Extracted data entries
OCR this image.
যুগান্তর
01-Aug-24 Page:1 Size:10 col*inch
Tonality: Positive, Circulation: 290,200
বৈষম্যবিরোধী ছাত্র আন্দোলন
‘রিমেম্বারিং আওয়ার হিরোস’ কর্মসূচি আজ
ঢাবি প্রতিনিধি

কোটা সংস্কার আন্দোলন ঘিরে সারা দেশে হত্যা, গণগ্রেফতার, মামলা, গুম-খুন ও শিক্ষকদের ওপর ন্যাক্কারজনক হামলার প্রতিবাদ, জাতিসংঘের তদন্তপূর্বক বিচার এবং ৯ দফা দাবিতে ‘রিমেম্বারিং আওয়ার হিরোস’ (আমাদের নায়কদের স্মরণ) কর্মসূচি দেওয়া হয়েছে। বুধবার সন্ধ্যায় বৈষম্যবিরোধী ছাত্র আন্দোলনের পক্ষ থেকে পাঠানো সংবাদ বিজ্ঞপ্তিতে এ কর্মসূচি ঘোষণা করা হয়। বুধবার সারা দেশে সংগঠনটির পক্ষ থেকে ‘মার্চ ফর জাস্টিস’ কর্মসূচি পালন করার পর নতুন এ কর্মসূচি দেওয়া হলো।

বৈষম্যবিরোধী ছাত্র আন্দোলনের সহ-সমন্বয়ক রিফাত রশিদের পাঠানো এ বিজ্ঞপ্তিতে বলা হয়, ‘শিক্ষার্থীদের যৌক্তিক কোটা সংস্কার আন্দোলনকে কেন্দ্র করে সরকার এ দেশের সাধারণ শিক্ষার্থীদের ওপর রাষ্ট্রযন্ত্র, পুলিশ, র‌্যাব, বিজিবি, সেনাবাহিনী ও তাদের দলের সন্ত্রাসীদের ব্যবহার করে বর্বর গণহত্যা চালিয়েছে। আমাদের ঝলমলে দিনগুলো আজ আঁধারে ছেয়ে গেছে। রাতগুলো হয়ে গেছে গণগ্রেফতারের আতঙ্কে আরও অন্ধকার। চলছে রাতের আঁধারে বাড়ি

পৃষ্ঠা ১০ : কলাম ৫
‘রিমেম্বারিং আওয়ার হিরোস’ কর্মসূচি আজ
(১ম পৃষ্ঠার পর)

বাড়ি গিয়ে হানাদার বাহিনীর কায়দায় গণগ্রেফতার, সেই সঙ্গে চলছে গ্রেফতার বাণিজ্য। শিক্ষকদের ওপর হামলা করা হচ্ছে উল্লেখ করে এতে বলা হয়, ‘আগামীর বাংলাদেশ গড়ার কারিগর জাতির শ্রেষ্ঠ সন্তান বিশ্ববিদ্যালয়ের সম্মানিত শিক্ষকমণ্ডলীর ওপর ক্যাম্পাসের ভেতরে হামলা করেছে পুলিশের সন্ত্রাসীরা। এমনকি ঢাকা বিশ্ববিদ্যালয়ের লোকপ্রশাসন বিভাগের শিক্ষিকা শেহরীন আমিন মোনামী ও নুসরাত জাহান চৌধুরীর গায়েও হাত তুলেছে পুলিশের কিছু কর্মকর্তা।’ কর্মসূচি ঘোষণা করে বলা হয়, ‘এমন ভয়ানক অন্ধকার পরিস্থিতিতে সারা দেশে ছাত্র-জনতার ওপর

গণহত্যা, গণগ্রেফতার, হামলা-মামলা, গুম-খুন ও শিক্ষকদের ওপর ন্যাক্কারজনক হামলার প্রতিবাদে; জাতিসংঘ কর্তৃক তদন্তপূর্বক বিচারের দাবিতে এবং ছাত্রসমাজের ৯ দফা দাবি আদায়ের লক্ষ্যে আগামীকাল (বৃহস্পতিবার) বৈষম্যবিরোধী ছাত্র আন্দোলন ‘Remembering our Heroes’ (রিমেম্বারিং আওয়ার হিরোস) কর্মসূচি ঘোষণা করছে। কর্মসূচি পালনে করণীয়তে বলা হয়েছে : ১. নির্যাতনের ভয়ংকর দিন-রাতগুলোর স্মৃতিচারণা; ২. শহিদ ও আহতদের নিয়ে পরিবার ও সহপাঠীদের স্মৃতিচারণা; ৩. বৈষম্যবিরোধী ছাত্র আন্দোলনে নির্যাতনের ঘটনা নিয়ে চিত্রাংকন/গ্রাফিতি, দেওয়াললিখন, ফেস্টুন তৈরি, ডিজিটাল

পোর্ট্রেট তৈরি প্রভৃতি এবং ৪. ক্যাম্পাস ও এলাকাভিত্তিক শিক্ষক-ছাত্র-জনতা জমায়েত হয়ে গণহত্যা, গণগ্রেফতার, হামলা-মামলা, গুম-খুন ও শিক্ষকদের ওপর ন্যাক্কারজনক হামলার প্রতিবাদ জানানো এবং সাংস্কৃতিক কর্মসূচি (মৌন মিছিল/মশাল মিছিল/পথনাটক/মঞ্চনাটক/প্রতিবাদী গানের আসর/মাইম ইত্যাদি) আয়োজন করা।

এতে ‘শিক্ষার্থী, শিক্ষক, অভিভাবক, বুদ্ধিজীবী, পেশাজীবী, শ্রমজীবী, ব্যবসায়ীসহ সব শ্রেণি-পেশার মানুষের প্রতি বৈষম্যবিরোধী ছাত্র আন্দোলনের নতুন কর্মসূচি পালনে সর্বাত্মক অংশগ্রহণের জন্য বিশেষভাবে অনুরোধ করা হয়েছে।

CHALLENGE
Print the material above once more, exactly.

TASK RESULT
OCR this image.
যুগান্তর
01-Aug-24 Page:1 Size:10 col*inch
Tonality: Positive, Circulation: 290,200
বৈষম্যবিরোধী ছাত্র আন্দোলন
‘রিমেম্বারিং আওয়ার হিরোস’ কর্মসূচি আজ
ঢাবি প্রতিনিধি

কোটা সংস্কার আন্দোলন ঘিরে সারা দেশে হত্যা, গণগ্রেফতার, মামলা, গুম-খুন ও শিক্ষকদের ওপর ন্যাক্কারজনক হামলার প্রতিবাদ, জাতিসংঘের তদন্তপূর্বক বিচার এবং ৯ দফা দাবিতে ‘রিমেম্বারিং আওয়ার হিরোস’ (আমাদের নায়কদের স্মরণ) কর্মসূচি দেওয়া হয়েছে। বুধবার সন্ধ্যায় বৈষম্যবিরোধী ছাত্র আন্দোলনের পক্ষ থেকে পাঠানো সংবাদ বিজ্ঞপ্তিতে এ কর্মসূচি ঘোষণা করা হয়। বুধবার সারা দেশে সংগঠনটির পক্ষ থেকে ‘মার্চ ফর জাস্টিস’ কর্মসূচি পালন করার পর নতুন এ কর্মসূচি দেওয়া হলো।

বৈষম্যবিরোধী ছাত্র আন্দোলনের সহ-সমন্বয়ক রিফাত রশিদের পাঠানো এ বিজ্ঞপ্তিতে বলা হয়, ‘শিক্ষার্থীদের যৌক্তিক কোটা সংস্কার আন্দোলনকে কেন্দ্র করে সরকার এ দেশের সাধারণ শিক্ষার্থীদের ওপর রাষ্ট্রযন্ত্র, পুলিশ, র‌্যাব, বিজিবি, সেনাবাহিনী ও তাদের দলের সন্ত্রাসীদের ব্যবহার করে বর্বর গণহত্যা চালিয়েছে। আমাদের ঝলমলে দিনগুলো আজ আঁধারে ছেয়ে গেছে। রাতগুলো হয়ে গেছে গণগ্রেফতারের আতঙ্কে আরও অন্ধকার। চলছে রাতের আঁধারে বাড়ি

পৃষ্ঠা ১০ : কলাম ৫
‘রিমেম্বারিং আওয়ার হিরোস’ কর্মসূচি আজ
(১ম পৃষ্ঠার পর)

বাড়ি গিয়ে হানাদার বাহিনীর কায়দায় গণগ্রেফতার, সেই সঙ্গে চলছে গ্রেফতার বাণিজ্য। শিক্ষকদের ওপর হামলা করা হচ্ছে উল্লেখ করে এতে বলা হয়, ‘আগামীর বাংলাদেশ গড়ার কারিগর জাতির শ্রেষ্ঠ সন্তান বিশ্ববিদ্যালয়ের সম্মানিত শিক্ষকমণ্ডলীর ওপর ক্যাম্পাসের ভেতরে হামলা করেছে পুলিশের সন্ত্রাসীরা। এমনকি ঢাকা বিশ্ববিদ্যালয়ের লোকপ্রশাসন বিভাগের শিক্ষিকা শেহরীন আমিন মোনামী ও নুসরাত জাহান চৌধুরীর গায়েও হাত তুলেছে পুলিশের কিছু কর্মকর্তা।’ কর্মসূচি ঘোষণা করে বলা হয়, ‘এমন ভয়ানক অন্ধকার পরিস্থিতিতে সারা দেশে ছাত্র-জনতার ওপর

গণহত্যা, গণগ্রেফতার, হামলা-মামলা, গুম-খুন ও শিক্ষকদের ওপর ন্যাক্কারজনক হামলার প্রতিবাদে; জাতিসংঘ কর্তৃক তদন্তপূর্বক বিচারের দাবিতে এবং ছাত্রসমাজের ৯ দফা দাবি আদায়ের লক্ষ্যে আগামীকাল (বৃহস্পতিবার) বৈষম্যবিরোধী ছাত্র আন্দোলন ‘Remembering our Heroes’ (রিমেম্বারিং আওয়ার হিরোস) কর্মসূচি ঘোষণা করছে। কর্মসূচি পালনে করণীয়তে বলা হয়েছে : ১. নির্যাতনের ভয়ংকর দিন-রাতগুলোর স্মৃতিচারণা; ২. শহিদ ও আহতদের নিয়ে পরিবার ও সহপাঠীদের স্মৃতিচারণা; ৩. বৈষম্যবিরোধী ছাত্র আন্দোলনে নির্যাতনের ঘটনা নিয়ে চিত্রাংকন/গ্রাফিতি, দেওয়াললিখন, ফেস্টুন তৈরি, ডিজিটাল

পোর্ট্রেট তৈরি প্রভৃতি এবং ৪. ক্যাম্পাস ও এলাকাভিত্তিক শিক্ষক-ছাত্র-জনতা জমায়েত হয়ে গণহত্যা, গণগ্রেফতার, হামলা-মামলা, গুম-খুন ও শিক্ষকদের ওপর ন্যাক্কারজনক হামলার প্রতিবাদ জানানো এবং সাংস্কৃতিক কর্মসূচি (মৌন মিছিল/মশাল মিছিল/পথনাটক/মঞ্চনাটক/প্রতিবাদী গানের আসর/মাইম ইত্যাদি) আয়োজন করা।

এতে ‘শিক্ষার্থী, শিক্ষক, অভিভাবক, বুদ্ধিজীবী, পেশাজীবী, শ্রমজীবী, ব্যবসায়ীসহ সব শ্রেণি-পেশার মানুষের প্রতি বৈষম্যবিরোধী ছাত্র আন্দোলনের নতুন কর্মসূচি পালনে সর্বাত্মক অংশগ্রহণের জন্য বিশেষভাবে অনুরোধ করা হয়েছে।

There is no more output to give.